* [Task requirements]
Scan the listing below. Report each line that includes "krwi".

==== Data extract ====

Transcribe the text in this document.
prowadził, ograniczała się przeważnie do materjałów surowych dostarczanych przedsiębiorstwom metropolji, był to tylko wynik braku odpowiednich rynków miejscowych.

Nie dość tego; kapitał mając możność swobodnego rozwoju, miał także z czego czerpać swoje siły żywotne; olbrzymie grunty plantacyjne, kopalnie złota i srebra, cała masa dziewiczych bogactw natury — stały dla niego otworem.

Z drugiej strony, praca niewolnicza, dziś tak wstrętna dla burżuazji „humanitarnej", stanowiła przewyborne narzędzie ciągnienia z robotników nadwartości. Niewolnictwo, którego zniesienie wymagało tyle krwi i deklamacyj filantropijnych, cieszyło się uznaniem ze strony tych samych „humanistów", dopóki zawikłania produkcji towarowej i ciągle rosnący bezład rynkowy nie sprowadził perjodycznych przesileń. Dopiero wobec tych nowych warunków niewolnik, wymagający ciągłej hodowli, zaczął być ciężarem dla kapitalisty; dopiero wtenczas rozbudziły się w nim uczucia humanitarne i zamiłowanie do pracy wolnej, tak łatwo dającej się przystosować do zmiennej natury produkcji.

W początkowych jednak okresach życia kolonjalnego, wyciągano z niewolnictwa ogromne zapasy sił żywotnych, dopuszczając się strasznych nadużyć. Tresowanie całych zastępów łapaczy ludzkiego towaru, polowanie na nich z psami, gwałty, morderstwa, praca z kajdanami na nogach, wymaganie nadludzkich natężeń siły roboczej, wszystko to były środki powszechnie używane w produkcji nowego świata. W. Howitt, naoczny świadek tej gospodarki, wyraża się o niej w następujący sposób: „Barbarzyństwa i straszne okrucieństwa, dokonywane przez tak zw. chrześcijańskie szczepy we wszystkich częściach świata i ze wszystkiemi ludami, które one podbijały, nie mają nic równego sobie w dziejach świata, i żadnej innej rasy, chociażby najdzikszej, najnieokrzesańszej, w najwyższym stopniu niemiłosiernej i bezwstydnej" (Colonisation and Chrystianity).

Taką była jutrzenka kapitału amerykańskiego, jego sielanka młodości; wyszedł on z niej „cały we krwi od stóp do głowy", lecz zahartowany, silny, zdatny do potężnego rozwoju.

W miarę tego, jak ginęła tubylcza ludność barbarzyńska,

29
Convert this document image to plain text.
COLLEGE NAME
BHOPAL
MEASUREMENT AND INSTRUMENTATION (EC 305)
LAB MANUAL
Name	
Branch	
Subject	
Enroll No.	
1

====

* [Solved exercise]
Z drugiej strony, praca niewolnicza, dziś tak wstrętna dla burżuazji „humanitarnej", stanowiła przewyborne narzędzie ciągnienia z robotników nadwartości. Niewolnictwo, którego zniesienie wymagało tyle krwi i deklamacyj filantropijnych, cieszyło się uznaniem ze strony tych samych „humanistów", dopóki zawikłania produkcji towarowej i ciągle rosnący bezład rynkowy nie sprowadził perjodycznych przesileń. Dopiero wobec tych nowych warunków niewolnik, wymagający ciągłej hodowli, zaczął być ciężarem dla kapitalisty; dopiero wtenczas rozbudziły się w nim uczucia humanitarne i zamiłowanie do pracy wolnej, tak łatwo dającej się przystosować do zmiennej natury produkcji.
Taką była jutrzenka kapitału amerykańskiego, jego sielanka młodości; wyszedł on z niej „cały we krwi od stóp do głowy", lecz zahartowany, silny, zdatny do potężnego rozwoju.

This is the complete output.